----- FRAGMENTO DEL TEXTO -----
En 1955 contrataron a la Callas para hacer de Violetta en una Traviata de Verdi que preparaba Visconti para la Scala. El personaje es una delicada mujer que va a morir de tuberculosis y la Callas hizo un esfuerzo sobrehumano para adelgazar casi 40 kilos. Cuando llegó al teatro el director de la orquesta no la reconoció, tan brutal había sido su metamorfosis, pero Visconti quedó encantado. Había encontrado a su intérprete de ópera ideal, pues además de ser una cantante única era una actriz dramática formidable. A Visconti le recordó a la actriz fetiche de sus inicios en el cine, Ana Magnani.
El entusiasmo de Visconti con la Callas fue muy fructífero, pues entre 1955 y 1958 le hizo interpretar papeles memorables: la Sonnanbula de Bellini, la Anna Bolena de Donizetti, la Ifigenia de Gluck, la Elizabetta del Don Carlo de Verdi… Pero además de convertirla en estrella del principal templo de la ópera del mundo, Visconti le dio otra cosa a Callas: le enseñó a ser una diva. Visconti era un homosexual de un gusto exquisito, un auténtico esteta, y educó el gusto de la cantante, le dio clases de elegancia para lucir las joyas y pieles que le compraba Meneghini como si fuera una reina y no una parvenue.
El divismo, la extravagancia, los caprichos de la Callas se convirtieron en un componente de su fama, en una parte de su aura. No es casual que su primer gran escándalo lo diese en enero de 1958, al final de ese «período de formación» con Visconti. María Callas había ido a Roma para cantar la Norma de Bellini en una función de gala ante el presidente de la República y el cuerpo diplomático. Cantó el primer acto y se disgustó porque el público, que en la Scala de Milán la adoraba, no mostraba en Roma el mismo entusiasmo. Y se negó a cantar el segundo acto, dejando con un palmo de narices a las más altas instituciones de Italia.
-----
> TAREA: Transcribe sin cambios todo el texto sobre la Callas y Visconti, desde «El divismo, la» hasta «instituciones de Italia.». Básate únicamente en el texto sobre la Callas y Visconti.
----- DATOS MOSTRADOS -----
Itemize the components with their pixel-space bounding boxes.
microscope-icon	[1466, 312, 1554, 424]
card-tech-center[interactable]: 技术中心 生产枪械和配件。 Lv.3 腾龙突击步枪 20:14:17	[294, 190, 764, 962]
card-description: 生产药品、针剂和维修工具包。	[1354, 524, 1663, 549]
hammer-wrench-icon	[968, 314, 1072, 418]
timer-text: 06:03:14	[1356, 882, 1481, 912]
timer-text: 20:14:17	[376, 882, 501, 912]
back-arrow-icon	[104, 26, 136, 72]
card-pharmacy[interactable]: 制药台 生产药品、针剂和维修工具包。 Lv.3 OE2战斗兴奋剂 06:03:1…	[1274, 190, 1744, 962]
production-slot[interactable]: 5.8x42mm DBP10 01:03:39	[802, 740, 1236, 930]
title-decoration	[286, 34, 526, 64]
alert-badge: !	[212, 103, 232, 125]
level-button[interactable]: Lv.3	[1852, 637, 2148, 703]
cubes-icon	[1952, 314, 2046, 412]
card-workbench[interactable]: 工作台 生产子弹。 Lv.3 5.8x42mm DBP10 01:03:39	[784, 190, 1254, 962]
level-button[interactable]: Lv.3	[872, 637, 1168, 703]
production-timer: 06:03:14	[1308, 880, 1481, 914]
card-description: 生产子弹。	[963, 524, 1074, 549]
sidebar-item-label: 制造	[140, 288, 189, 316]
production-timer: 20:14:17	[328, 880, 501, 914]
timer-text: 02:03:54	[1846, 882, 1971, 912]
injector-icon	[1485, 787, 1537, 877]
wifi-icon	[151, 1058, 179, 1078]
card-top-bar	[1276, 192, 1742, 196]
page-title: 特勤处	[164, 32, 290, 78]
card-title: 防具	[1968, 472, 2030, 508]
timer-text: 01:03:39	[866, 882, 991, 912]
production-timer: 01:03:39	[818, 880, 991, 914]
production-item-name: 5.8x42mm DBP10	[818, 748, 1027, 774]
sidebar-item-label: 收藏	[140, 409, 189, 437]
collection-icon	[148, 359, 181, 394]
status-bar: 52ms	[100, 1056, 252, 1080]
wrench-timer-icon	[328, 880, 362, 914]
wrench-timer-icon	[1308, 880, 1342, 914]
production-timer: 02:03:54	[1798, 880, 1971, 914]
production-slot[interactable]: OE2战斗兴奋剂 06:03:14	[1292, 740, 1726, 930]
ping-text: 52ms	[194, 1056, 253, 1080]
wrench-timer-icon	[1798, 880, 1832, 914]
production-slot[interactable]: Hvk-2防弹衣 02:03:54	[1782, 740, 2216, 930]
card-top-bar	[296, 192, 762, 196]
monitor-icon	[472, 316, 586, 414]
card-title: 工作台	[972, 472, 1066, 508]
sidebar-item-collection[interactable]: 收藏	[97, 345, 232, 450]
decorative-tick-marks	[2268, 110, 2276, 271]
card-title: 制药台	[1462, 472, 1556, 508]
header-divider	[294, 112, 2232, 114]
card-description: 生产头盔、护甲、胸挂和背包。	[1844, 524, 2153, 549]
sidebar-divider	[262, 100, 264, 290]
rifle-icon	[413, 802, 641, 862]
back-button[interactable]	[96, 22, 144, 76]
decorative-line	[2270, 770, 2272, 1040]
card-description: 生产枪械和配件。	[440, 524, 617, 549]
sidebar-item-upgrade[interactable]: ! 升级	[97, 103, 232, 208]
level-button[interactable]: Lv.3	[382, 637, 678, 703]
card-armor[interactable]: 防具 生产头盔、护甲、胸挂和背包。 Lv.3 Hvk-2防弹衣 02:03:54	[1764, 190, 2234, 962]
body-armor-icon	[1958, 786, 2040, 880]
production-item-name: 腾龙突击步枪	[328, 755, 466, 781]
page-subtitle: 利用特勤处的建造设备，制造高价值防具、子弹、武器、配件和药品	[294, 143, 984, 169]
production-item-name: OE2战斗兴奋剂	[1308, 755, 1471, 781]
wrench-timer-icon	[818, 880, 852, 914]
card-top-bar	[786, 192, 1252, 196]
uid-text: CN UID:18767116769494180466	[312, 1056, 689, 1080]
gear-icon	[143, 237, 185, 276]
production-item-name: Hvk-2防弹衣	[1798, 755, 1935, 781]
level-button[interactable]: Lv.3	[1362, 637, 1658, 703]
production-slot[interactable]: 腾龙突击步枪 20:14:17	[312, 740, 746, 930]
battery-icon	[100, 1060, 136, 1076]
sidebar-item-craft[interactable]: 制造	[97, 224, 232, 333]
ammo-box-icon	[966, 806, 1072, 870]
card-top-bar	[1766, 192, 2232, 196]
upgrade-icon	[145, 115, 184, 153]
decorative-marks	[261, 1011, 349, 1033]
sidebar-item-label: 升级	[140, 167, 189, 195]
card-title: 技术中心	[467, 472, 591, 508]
-----
> RESPUESTA:
El divismo, la extravagancia, los caprichos de la Callas se convirtieron en un componente de su fama, en una parte de su aura. No es casual que su primer gran escándalo lo diese en enero de 1958, al final de ese «período de formación» con Visconti. María Callas había ido a Roma para cantar la Norma de Bellini en una función de gala ante el presidente de la República y el cuerpo diplomático. Cantó el primer acto y se disgustó porque el público, que en la Scala de Milán la adoraba, no mostraba en Roma el mismo entusiasmo. Y se negó a cantar el segundo acto, dejando con un palmo de narices a las más altas instituciones de Italia.